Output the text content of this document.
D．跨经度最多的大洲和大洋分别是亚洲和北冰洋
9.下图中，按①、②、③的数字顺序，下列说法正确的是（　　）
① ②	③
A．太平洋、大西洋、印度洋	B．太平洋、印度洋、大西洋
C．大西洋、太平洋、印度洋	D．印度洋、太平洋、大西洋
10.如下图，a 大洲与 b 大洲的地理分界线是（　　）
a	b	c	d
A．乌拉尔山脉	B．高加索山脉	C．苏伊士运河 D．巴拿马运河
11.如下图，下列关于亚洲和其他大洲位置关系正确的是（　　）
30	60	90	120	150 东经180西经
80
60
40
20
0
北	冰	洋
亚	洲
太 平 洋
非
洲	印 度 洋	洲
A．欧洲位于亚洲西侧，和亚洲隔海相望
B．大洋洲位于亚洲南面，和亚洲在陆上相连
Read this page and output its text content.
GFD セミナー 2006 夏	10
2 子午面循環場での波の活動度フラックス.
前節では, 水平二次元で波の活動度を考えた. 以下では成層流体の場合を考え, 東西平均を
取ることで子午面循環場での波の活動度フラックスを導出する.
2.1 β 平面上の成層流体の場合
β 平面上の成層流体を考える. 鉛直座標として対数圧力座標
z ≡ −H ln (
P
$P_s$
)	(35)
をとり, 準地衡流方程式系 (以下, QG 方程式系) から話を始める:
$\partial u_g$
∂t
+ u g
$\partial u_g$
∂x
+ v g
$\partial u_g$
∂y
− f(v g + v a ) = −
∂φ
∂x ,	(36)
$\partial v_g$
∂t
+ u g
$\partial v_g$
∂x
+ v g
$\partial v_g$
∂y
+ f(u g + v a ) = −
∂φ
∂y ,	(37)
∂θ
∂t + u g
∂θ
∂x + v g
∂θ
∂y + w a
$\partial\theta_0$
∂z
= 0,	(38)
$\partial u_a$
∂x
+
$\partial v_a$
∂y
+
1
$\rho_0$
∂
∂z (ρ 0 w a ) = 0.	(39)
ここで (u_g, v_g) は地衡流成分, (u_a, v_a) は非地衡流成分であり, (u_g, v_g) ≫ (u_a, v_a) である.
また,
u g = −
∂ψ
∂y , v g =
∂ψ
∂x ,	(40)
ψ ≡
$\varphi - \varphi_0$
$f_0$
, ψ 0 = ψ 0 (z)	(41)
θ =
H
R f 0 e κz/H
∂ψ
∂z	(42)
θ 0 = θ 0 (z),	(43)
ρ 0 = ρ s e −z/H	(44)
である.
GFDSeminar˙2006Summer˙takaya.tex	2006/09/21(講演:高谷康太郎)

__SHORT TASK__
Set down all of the records shown above once more, exactly.

__SOLUTION TO THIS EXERCISE__
Output the text content of this document.
D．跨经度最多的大洲和大洋分别是亚洲和北冰洋
9.下图中，按①、②、③的数字顺序，下列说法正确的是（　　）
① ②	③
A．太平洋、大西洋、印度洋	B．太平洋、印度洋、大西洋
C．大西洋、太平洋、印度洋	D．印度洋、太平洋、大西洋
10.如下图，a 大洲与 b 大洲的地理分界线是（　　）
a	b	c	d
A．乌拉尔山脉	B．高加索山脉	C．苏伊士运河 D．巴拿马运河
11.如下图，下列关于亚洲和其他大洲位置关系正确的是（　　）
30	60	90	120	150 东经180西经
80
60
40
20
0
北	冰	洋
亚	洲
太 平 洋
非
洲	印 度 洋	洲
A．欧洲位于亚洲西侧，和亚洲隔海相望
B．大洋洲位于亚洲南面，和亚洲在陆上相连
Read this page and output its text content.
GFD セミナー 2006 夏	10
2 子午面循環場での波の活動度フラックス.
前節では, 水平二次元で波の活動度を考えた. 以下では成層流体の場合を考え, 東西平均を
取ることで子午面循環場での波の活動度フラックスを導出する.
2.1 β 平面上の成層流体の場合
β 平面上の成層流体を考える. 鉛直座標として対数圧力座標
z ≡ −H ln (
P
$P_s$
)	(35)
をとり, 準地衡流方程式系 (以下, QG 方程式系) から話を始める:
$\partial u_g$
∂t
+ u g
$\partial u_g$
∂x
+ v g
$\partial u_g$
∂y
− f(v g + v a ) = −
∂φ
∂x ,	(36)
$\partial v_g$
∂t
+ u g
$\partial v_g$
∂x
+ v g
$\partial v_g$
∂y
+ f(u g + v a ) = −
∂φ
∂y ,	(37)
∂θ
∂t + u g
∂θ
∂x + v g
∂θ
∂y + w a
$\partial\theta_0$
∂z
= 0,	(38)
$\partial u_a$
∂x
+
$\partial v_a$
∂y
+
1
$\rho_0$
∂
∂z (ρ 0 w a ) = 0.	(39)
ここで (u_g, v_g) は地衡流成分, (u_a, v_a) は非地衡流成分であり, (u_g, v_g) ≫ (u_a, v_a) である.
また,
u g = −
∂ψ
∂y , v g =
∂ψ
∂x ,	(40)
ψ ≡
$\varphi - \varphi_0$
$f_0$
, ψ 0 = ψ 0 (z)	(41)
θ =
H
R f 0 e κz/H
∂ψ
∂z	(42)
θ 0 = θ 0 (z),	(43)
ρ 0 = ρ s e −z/H	(44)
である.
GFDSeminar˙2006Summer˙takaya.tex	2006/09/21(講演:高谷康太郎)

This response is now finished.